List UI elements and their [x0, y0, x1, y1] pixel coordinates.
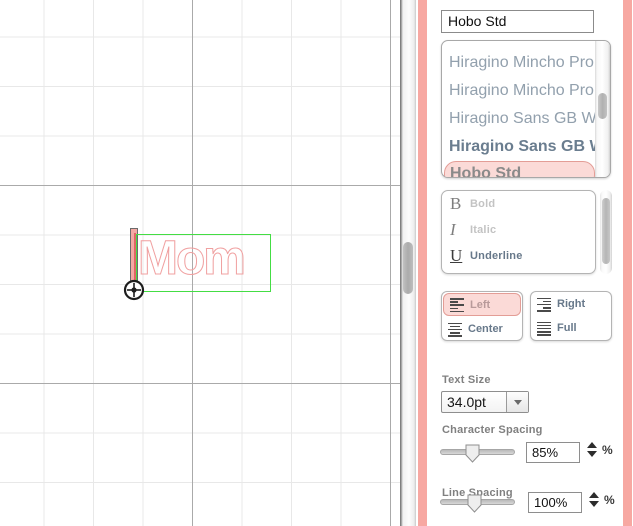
line-spacing-slider[interactable]	[440, 493, 515, 513]
stepper-up-icon[interactable]	[589, 492, 599, 498]
slider-thumb[interactable]	[467, 494, 482, 513]
character-spacing-label: Character Spacing	[442, 424, 543, 436]
align-right-icon	[537, 297, 551, 312]
list-item-selected[interactable]: Hobo Std	[444, 161, 595, 177]
font-list-scrollbar[interactable]	[595, 41, 610, 177]
panel-divider-strip	[418, 0, 427, 526]
canvas-vertical-scrollbar[interactable]	[400, 0, 416, 526]
text-size-dropdown[interactable]: 34.0pt	[441, 391, 529, 413]
line-spacing-input[interactable]: 100%	[528, 492, 582, 513]
panel-divider	[416, 0, 430, 526]
align-center-button[interactable]: Center	[442, 317, 522, 340]
align-right-button[interactable]: Right	[531, 292, 611, 316]
style-label: Bold	[470, 198, 496, 210]
right-edge-strip-fill	[623, 0, 632, 526]
style-list-scrollbar[interactable]	[600, 190, 612, 274]
list-item[interactable]	[442, 41, 597, 49]
character-spacing-input[interactable]: 85%	[526, 442, 580, 463]
stepper-down-icon[interactable]	[589, 501, 599, 507]
line-spacing-stepper[interactable]	[589, 492, 599, 512]
align-justify-label: Full	[557, 322, 577, 334]
character-spacing-slider[interactable]	[440, 443, 515, 463]
style-option-underline[interactable]: U Underline	[442, 243, 595, 269]
alignment-group-primary: Left Center	[441, 291, 523, 341]
text-style-list[interactable]: B Bold I Italic U Underline	[441, 190, 596, 274]
font-list[interactable]: Hiragino Mincho Pro Hiragino Mincho Pro …	[441, 40, 611, 178]
canvas-scrollbar-thumb[interactable]	[403, 242, 413, 294]
text-object-content: Mom	[138, 232, 247, 286]
list-item[interactable]: Hiragino Mincho Pro	[442, 77, 597, 105]
move-crosshair-icon[interactable]	[123, 279, 145, 301]
style-list-scrollbar-thumb[interactable]	[602, 198, 610, 264]
align-left-label: Left	[470, 298, 491, 311]
align-center-icon	[448, 322, 462, 337]
align-right-label: Right	[557, 298, 586, 310]
character-spacing-stepper[interactable]	[587, 442, 597, 462]
character-spacing-unit: %	[602, 443, 613, 457]
font-list-items: Hiragino Mincho Pro Hiragino Mincho Pro …	[442, 41, 597, 177]
slider-thumb[interactable]	[465, 444, 480, 463]
list-item[interactable]: Hiragino Sans GB W	[442, 133, 597, 161]
text-size-label: Text Size	[442, 374, 491, 386]
font-name-input[interactable]: Hobo Std	[441, 10, 594, 33]
underline-icon: U	[450, 246, 463, 265]
text-size-value: 34.0pt	[447, 394, 486, 410]
italic-icon: I	[450, 220, 456, 239]
right-edge-strip	[620, 0, 633, 526]
design-canvas[interactable]: Mom	[0, 0, 400, 526]
style-label: Underline	[470, 250, 523, 262]
align-justify-button[interactable]: Full	[531, 316, 611, 340]
app-window: Mom Hobo Std Hiragino Mincho Pro Hiragin…	[0, 0, 633, 526]
alignment-group-secondary: Right Full	[530, 291, 612, 341]
style-option-italic[interactable]: I Italic	[442, 217, 595, 243]
canvas-text-object[interactable]: Mom	[123, 232, 271, 301]
align-center-label: Center	[468, 323, 503, 335]
text-inspector-panel: Hobo Std Hiragino Mincho Pro Hiragino Mi…	[430, 0, 620, 526]
line-spacing-unit: %	[604, 493, 615, 507]
bold-icon: B	[450, 194, 462, 213]
list-item[interactable]: Hiragino Mincho Pro	[442, 49, 597, 77]
align-left-button[interactable]: Left	[443, 293, 521, 316]
align-left-icon	[450, 298, 464, 313]
stepper-down-icon[interactable]	[587, 451, 597, 457]
style-label: Italic	[470, 224, 497, 236]
list-item[interactable]: Hiragino Sans GB W	[442, 105, 597, 133]
style-option-bold[interactable]: B Bold	[442, 191, 595, 217]
font-list-scrollbar-thumb[interactable]	[598, 93, 607, 119]
stepper-up-icon[interactable]	[587, 442, 597, 448]
align-justify-icon	[537, 321, 551, 336]
chevron-down-icon[interactable]	[506, 392, 528, 412]
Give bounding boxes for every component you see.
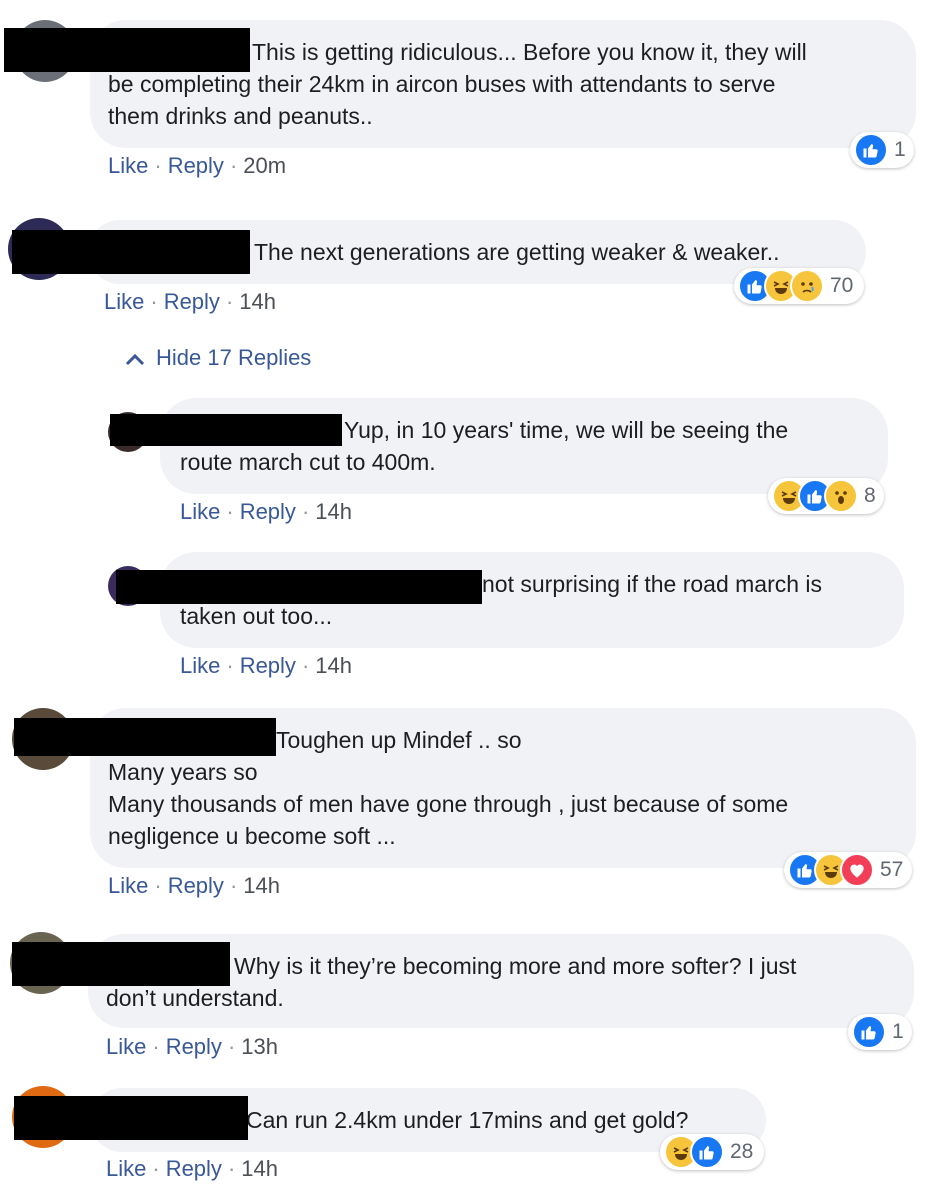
comment-actions: Like · Reply · 14h (180, 653, 352, 679)
separator: · (229, 873, 238, 898)
comment-text: route march cut to 400m. (180, 449, 436, 475)
separator: · (227, 1034, 236, 1059)
redacted-name (14, 718, 276, 756)
love-icon (840, 853, 874, 887)
comment-text: be completing their 24km in aircon buses… (108, 71, 776, 97)
reaction-count: 1 (892, 1020, 904, 1043)
like-button[interactable]: Like (180, 653, 220, 678)
like-button[interactable]: Like (108, 153, 148, 178)
timestamp[interactable]: 13h (241, 1034, 278, 1059)
redacted-name (4, 28, 250, 72)
comment-actions: Like · Reply · 14h (106, 1156, 278, 1182)
reaction-count: 28 (730, 1140, 754, 1163)
redacted-name (116, 570, 482, 604)
separator: · (226, 499, 234, 524)
timestamp[interactable]: 20m (243, 153, 286, 178)
reaction-summary[interactable]: 28 (660, 1134, 764, 1170)
reply-button[interactable]: Reply (166, 1156, 222, 1181)
reaction-count: 1 (894, 138, 906, 161)
comment-actions: Like · Reply · 20m (108, 153, 286, 179)
comment-text: The next generations are getting weaker … (254, 239, 780, 265)
separator: · (225, 289, 234, 314)
redacted-name (110, 414, 342, 446)
like-button[interactable]: Like (180, 499, 220, 524)
reaction-summary[interactable]: 57 (784, 852, 912, 888)
sad-icon (790, 269, 824, 303)
comment-text: Why is it they’re becoming more and more… (234, 953, 797, 979)
hide-replies-button[interactable]: Hide 17 Replies (124, 345, 311, 371)
like-button[interactable]: Like (106, 1034, 146, 1059)
separator: · (152, 1034, 160, 1059)
comment-text: This is getting ridiculous... Before you… (252, 39, 807, 65)
reaction-count: 70 (830, 274, 854, 297)
reaction-count: 57 (880, 858, 904, 881)
comment-actions: Like · Reply · 14h (180, 499, 352, 525)
reaction-summary[interactable]: 8 (768, 478, 884, 514)
comment-text: don’t understand. (106, 985, 284, 1011)
like-button[interactable]: Like (108, 873, 148, 898)
like-icon (690, 1135, 724, 1169)
reply-button[interactable]: Reply (164, 289, 220, 314)
comment-actions: Like · Reply · 14h (104, 289, 276, 315)
separator: · (301, 499, 310, 524)
reaction-summary[interactable]: 1 (848, 1014, 912, 1050)
reply-button[interactable]: Reply (168, 873, 224, 898)
comment-text: Toughen up Mindef .. so (276, 727, 522, 753)
separator: · (226, 653, 234, 678)
separator: · (301, 653, 310, 678)
redacted-name (12, 230, 250, 274)
reply-button[interactable]: Reply (168, 153, 224, 178)
comment-actions: Like · Reply · 14h (108, 873, 280, 899)
like-button[interactable]: Like (104, 289, 144, 314)
reply-button[interactable]: Reply (166, 1034, 222, 1059)
wow-icon (824, 479, 858, 513)
comment-text: negligence u become soft ... (108, 823, 396, 849)
like-button[interactable]: Like (106, 1156, 146, 1181)
separator: · (152, 1156, 160, 1181)
comment-text: Many thousands of men have gone through … (108, 791, 789, 817)
comment-text: not surprising if the road march is (482, 571, 823, 597)
comment-text: Many years so (108, 759, 258, 785)
timestamp[interactable]: 14h (315, 653, 352, 678)
redacted-name (14, 1096, 248, 1140)
chevron-up-icon (125, 354, 145, 366)
separator: · (150, 289, 158, 314)
reply-button[interactable]: Reply (240, 653, 296, 678)
timestamp[interactable]: 14h (315, 499, 352, 524)
separator: · (227, 1156, 236, 1181)
timestamp[interactable]: 14h (243, 873, 280, 898)
separator: · (154, 873, 162, 898)
like-icon (852, 1015, 886, 1049)
reaction-summary[interactable]: 1 (850, 132, 914, 168)
separator: · (154, 153, 162, 178)
reply-button[interactable]: Reply (240, 499, 296, 524)
hide-replies-label: Hide 17 Replies (156, 345, 312, 370)
like-icon (854, 133, 888, 167)
timestamp[interactable]: 14h (241, 1156, 278, 1181)
comment-actions: Like · Reply · 13h (106, 1034, 278, 1060)
comment-text: Can run 2.4km under 17mins and get gold? (246, 1107, 689, 1133)
comment-text: them drinks and peanuts.. (108, 103, 373, 129)
reaction-summary[interactable]: 70 (734, 268, 864, 304)
timestamp[interactable]: 14h (239, 289, 276, 314)
comment-text: Yup, in 10 years' time, we will be seein… (344, 417, 789, 443)
separator: · (229, 153, 238, 178)
comment-text: taken out too... (180, 603, 333, 629)
reaction-count: 8 (864, 484, 876, 507)
redacted-name (12, 942, 230, 986)
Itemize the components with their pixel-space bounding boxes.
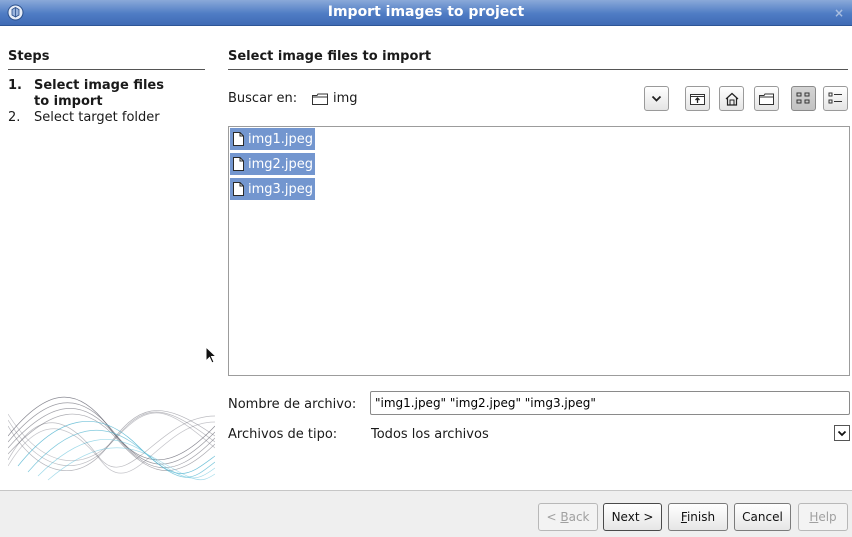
window-title: Import images to project (327, 4, 525, 20)
step-label: Select image files to import (34, 78, 164, 110)
step-number: 1. (8, 78, 22, 93)
cancel-button[interactable]: Cancel (734, 503, 791, 531)
step-label-line1: Select image files (34, 78, 164, 93)
file-icon (233, 182, 244, 196)
step-item: 2. Select target folder (8, 110, 208, 126)
file-name: img1.jpeg (248, 131, 314, 147)
up-folder-icon (690, 94, 705, 105)
file-name: img2.jpeg (248, 156, 314, 172)
help-button[interactable]: Help (798, 503, 848, 531)
back-button[interactable]: < Back (538, 503, 598, 531)
file-icon (233, 132, 244, 146)
back-rest: ack (568, 510, 590, 524)
content-heading: Select image files to import (228, 46, 848, 70)
look-in-label: Buscar en: (228, 91, 298, 106)
list-view-button[interactable] (791, 86, 816, 111)
filetype-label: Archivos de tipo: (228, 427, 338, 442)
back-mnemonic: B (560, 510, 569, 524)
home-icon (725, 92, 738, 106)
filetype-select[interactable]: Todos los archivos (371, 427, 489, 442)
new-folder-button[interactable] (754, 86, 779, 111)
look-in-combo[interactable]: img (312, 91, 358, 106)
filename-label: Nombre de archivo: (228, 397, 357, 412)
finish-rest: inish (686, 510, 716, 524)
file-item[interactable]: img2.jpeg (230, 153, 316, 175)
look-in-folder-name: img (333, 91, 358, 106)
title-bar: Import images to project × (0, 0, 852, 26)
home-button[interactable] (719, 86, 744, 111)
finish-button[interactable]: Finish (668, 503, 728, 531)
file-item[interactable]: img3.jpeg (230, 178, 316, 200)
file-item[interactable]: img1.jpeg (230, 128, 316, 150)
file-name: img3.jpeg (248, 181, 314, 197)
decorative-waves-art (8, 396, 215, 481)
chevron-down-icon (837, 430, 847, 436)
list-view-icon (796, 92, 810, 104)
steps-list: 1. Select image files to import 2. Selec… (8, 78, 208, 126)
chevron-down-icon (651, 95, 662, 102)
back-prefix: < (546, 510, 561, 524)
details-view-button[interactable] (823, 86, 848, 111)
look-in-dropdown-button[interactable] (644, 86, 669, 111)
filename-input[interactable] (370, 391, 850, 415)
help-rest: elp (818, 510, 837, 524)
up-folder-button[interactable] (685, 86, 710, 111)
details-view-icon (828, 92, 842, 104)
step-item: 1. Select image files to import (8, 78, 208, 110)
step-label: Select target folder (34, 110, 160, 125)
next-button[interactable]: Next > (603, 503, 662, 531)
filetype-dropdown-button[interactable] (834, 425, 850, 441)
file-list[interactable]: img1.jpeg img2.jpeg img3.jpeg (228, 126, 850, 376)
steps-heading: Steps (8, 46, 205, 70)
new-folder-icon (759, 93, 774, 105)
mouse-cursor-icon (205, 346, 217, 364)
file-icon (233, 157, 244, 171)
close-icon[interactable]: × (831, 5, 847, 21)
folder-icon (312, 93, 328, 105)
step-number: 2. (8, 110, 21, 125)
help-mnemonic: H (809, 510, 819, 524)
steps-panel: Steps 1. Select image files to import 2.… (8, 46, 215, 490)
step-label-line2: to import (34, 94, 103, 109)
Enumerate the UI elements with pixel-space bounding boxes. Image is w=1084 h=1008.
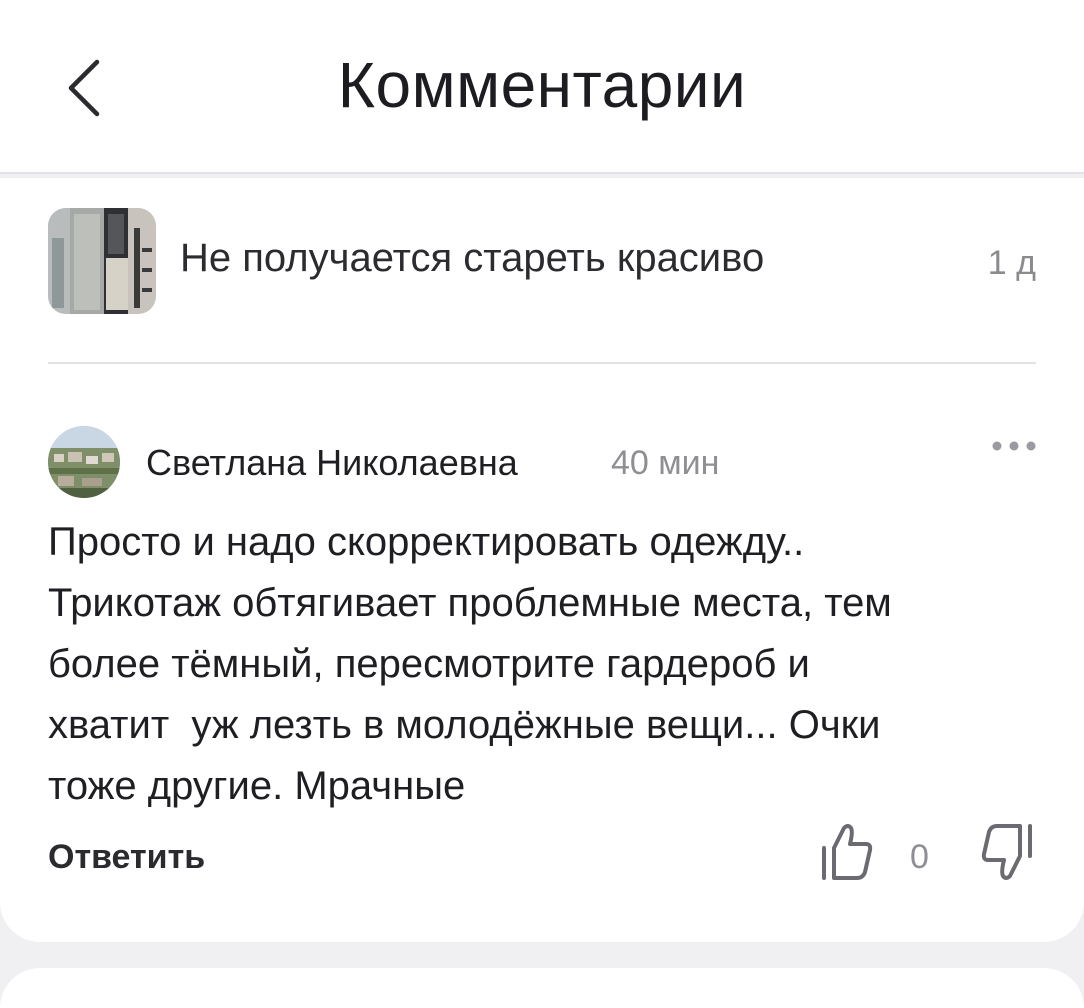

════

Locate each line in the records that contains the word "files" and copy it in full. Case counts.

**RESPONSE TO THIS TASK:**
step-label: Select image files to import (34, 78, 164, 110)
step-label-line1: Select image files (34, 78, 164, 93)
content-heading: Select image files to import (228, 46, 848, 70)
steps-list: 1. Select image files to import 2. Selec… (8, 78, 208, 126)
step-item: 1. Select image files to import (8, 78, 208, 110)
steps-panel: Steps 1. Select image files to import 2.… (8, 46, 215, 490)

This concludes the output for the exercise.